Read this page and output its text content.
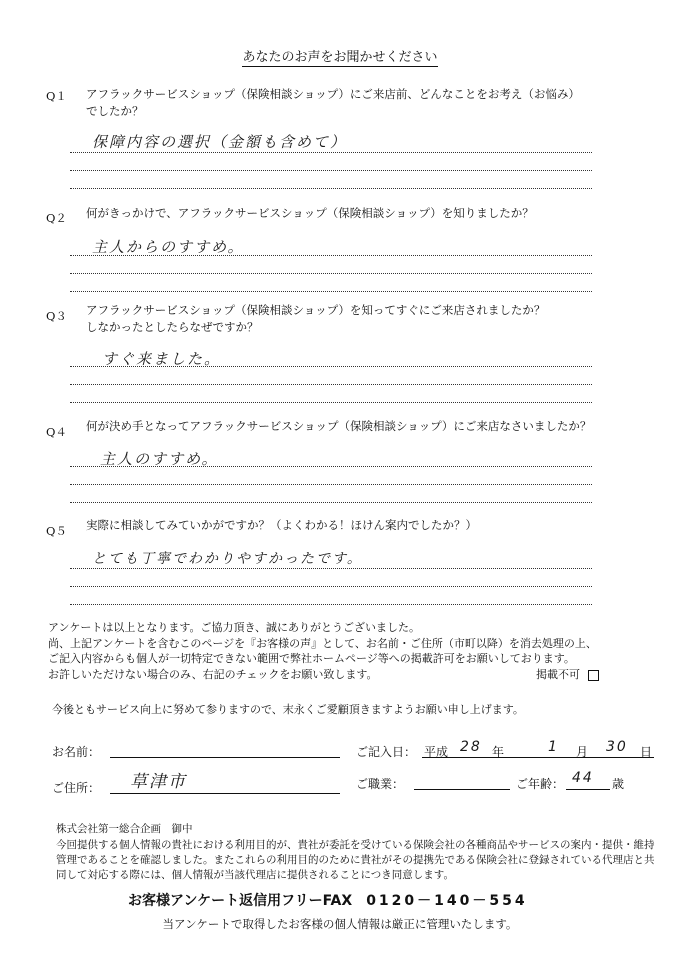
あなたのお声をお聞かせください
Q１ アフラックサービスショップ（保険相談ショップ）にご来店前、どんなことをお考え（お悩み）
でしたか？
保障内容の選択（金額も含めて）
Q２ 何がきっかけで、アフラックサービスショップ（保険相談ショップ）を知りましたか？
主人からのすすめ。
Q３ アフラックサービスショップ（保険相談ショップ）を知ってすぐにご来店されましたか？
しなかったとしたらなぜですか？
すぐ来ました。
Q４ 何が決め手となってアフラックサービスショップ（保険相談ショップ）にご来店なさいましたか？
主人のすすめ。
Q５ 実際に相談してみていかがですか？（よくわかる！ほけん案内でしたか？）
とても丁寧でわかりやすかったです。
アンケートは以上となります。ご協力頂き、誠にありがとうございました。
尚、上記アンケートを含むこのページを『お客様の声』として、お名前・ご住所（市町以降）を消去処理の上、
ご記入内容からも個人が一切特定できない範囲で弊社ホームページ等への掲載許可をお願いしております。
お許しいただけない場合のみ、右記のチェックをお願い致します。	掲載不可
今後ともサービス向上に努めて参りますので、末永くご愛顧頂きますようお願い申し上げます。
お名前：	ご記入日： 平成 28 年	1 月 30 日
ご住所： 草津市	ご職業：	ご年齢： 44 歳
株式会社第一総合企画　御中
今回提供する個人情報の貴社における利用目的が、貴社が委託を受けている保険会社の各種商品やサービスの案内・提供・維持
管理であることを確認しました。またこれらの利用目的のために貴社がその提携先である保険会社に登録されている代理店と共
同して対応する際には、個人情報が当該代理店に提供されることにつき同意します。
お客様アンケート返信用フリーFAX　 0120－140－554
当アンケートで取得したお客様の個人情報は厳正に管理いたします。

____

WORK TO COMPLETE –
In the entries above, count every line containing the word "保険相談ショップ". Write only the total.

WRITTEN SOLUTION –
4